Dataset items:

__________

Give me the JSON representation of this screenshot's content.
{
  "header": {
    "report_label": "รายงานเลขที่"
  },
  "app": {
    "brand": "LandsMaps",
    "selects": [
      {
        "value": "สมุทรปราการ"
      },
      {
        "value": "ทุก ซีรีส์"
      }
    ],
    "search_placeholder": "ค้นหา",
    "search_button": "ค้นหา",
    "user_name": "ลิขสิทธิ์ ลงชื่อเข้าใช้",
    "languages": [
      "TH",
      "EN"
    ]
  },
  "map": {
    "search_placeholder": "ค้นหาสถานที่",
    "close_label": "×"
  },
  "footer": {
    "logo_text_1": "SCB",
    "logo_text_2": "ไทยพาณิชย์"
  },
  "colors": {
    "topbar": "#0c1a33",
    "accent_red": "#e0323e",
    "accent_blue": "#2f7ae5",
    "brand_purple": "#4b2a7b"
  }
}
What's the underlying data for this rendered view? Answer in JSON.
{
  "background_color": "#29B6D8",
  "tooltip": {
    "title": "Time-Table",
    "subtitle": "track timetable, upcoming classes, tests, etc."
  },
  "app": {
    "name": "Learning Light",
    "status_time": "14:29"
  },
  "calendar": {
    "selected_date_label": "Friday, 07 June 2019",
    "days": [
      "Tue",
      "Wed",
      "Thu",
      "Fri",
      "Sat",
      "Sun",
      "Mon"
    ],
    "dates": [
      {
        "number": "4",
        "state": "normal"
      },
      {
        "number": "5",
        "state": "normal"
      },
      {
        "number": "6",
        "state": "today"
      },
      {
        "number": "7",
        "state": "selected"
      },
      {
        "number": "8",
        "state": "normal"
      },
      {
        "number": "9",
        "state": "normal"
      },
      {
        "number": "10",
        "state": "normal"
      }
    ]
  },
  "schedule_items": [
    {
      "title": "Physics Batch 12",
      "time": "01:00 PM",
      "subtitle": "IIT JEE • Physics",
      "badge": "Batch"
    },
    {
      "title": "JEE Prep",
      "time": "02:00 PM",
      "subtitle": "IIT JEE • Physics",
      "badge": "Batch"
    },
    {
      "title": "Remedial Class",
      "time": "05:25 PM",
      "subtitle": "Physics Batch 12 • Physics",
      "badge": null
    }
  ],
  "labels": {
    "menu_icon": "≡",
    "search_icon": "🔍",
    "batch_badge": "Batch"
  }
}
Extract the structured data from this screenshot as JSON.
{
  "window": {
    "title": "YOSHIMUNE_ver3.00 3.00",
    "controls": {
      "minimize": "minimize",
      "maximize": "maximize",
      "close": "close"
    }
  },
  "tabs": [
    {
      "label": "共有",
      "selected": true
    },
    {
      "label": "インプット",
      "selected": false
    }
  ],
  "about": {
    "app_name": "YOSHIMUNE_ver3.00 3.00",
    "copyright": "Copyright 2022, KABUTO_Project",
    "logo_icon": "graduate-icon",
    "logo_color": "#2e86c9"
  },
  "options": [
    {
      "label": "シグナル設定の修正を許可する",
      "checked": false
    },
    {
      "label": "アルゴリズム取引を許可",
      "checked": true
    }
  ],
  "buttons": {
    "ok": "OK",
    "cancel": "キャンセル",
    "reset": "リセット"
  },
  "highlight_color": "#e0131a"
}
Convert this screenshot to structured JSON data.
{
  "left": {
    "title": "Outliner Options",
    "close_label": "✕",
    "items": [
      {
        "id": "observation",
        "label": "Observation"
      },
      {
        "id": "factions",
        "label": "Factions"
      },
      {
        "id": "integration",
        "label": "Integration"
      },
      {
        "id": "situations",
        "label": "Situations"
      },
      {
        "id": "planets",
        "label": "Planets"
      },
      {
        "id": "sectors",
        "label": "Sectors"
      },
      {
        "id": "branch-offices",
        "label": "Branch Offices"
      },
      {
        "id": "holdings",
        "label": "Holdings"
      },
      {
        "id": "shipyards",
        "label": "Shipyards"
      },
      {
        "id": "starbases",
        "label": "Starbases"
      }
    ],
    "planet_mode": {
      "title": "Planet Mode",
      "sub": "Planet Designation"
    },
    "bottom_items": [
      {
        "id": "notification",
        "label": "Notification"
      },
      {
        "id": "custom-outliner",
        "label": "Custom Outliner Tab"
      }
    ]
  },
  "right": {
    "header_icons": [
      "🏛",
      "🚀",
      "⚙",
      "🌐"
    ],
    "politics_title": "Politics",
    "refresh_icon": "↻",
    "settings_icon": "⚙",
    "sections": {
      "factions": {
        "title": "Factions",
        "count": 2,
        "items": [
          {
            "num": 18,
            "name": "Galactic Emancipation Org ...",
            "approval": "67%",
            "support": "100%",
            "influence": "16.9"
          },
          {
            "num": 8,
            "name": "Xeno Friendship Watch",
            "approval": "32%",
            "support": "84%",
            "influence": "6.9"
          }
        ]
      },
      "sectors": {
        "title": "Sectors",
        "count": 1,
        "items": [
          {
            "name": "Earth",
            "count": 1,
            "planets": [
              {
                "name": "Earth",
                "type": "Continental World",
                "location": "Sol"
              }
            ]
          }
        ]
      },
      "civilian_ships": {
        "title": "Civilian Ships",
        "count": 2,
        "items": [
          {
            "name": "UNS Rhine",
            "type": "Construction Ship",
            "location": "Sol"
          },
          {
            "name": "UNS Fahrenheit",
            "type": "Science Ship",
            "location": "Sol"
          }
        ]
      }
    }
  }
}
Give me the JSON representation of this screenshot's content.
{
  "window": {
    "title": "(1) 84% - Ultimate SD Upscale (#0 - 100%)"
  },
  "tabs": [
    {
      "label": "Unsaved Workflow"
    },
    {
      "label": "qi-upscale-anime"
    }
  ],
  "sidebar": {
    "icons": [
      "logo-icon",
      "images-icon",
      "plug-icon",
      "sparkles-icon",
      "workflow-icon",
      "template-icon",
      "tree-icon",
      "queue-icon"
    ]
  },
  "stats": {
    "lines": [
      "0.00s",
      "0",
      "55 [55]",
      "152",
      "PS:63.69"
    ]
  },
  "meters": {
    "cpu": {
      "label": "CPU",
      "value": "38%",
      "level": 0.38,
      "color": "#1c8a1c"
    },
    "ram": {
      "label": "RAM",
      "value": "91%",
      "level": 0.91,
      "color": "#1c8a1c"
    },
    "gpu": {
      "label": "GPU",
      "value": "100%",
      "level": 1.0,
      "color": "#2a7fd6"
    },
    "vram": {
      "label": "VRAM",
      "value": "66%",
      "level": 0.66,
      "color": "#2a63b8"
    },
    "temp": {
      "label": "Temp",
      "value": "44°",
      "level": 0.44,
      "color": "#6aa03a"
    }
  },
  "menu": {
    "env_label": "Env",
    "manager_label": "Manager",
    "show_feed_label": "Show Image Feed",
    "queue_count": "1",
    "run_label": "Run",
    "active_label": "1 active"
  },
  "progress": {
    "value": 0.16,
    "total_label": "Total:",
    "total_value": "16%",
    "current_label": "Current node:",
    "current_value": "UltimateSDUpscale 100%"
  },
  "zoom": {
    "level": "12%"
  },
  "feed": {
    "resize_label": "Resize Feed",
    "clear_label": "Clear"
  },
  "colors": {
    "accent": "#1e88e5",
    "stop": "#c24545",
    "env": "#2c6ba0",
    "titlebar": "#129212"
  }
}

__________

- _The problem_:
Look for the word "JSON" and return every line where it occurs.

- _Reply_:
Give me the JSON representation of this screenshot's content.
What's the underlying data for this rendered view? Answer in JSON.
Extract the structured data from this screenshot as JSON.
Convert this screenshot to structured JSON data.
Give me the JSON representation of this screenshot's content.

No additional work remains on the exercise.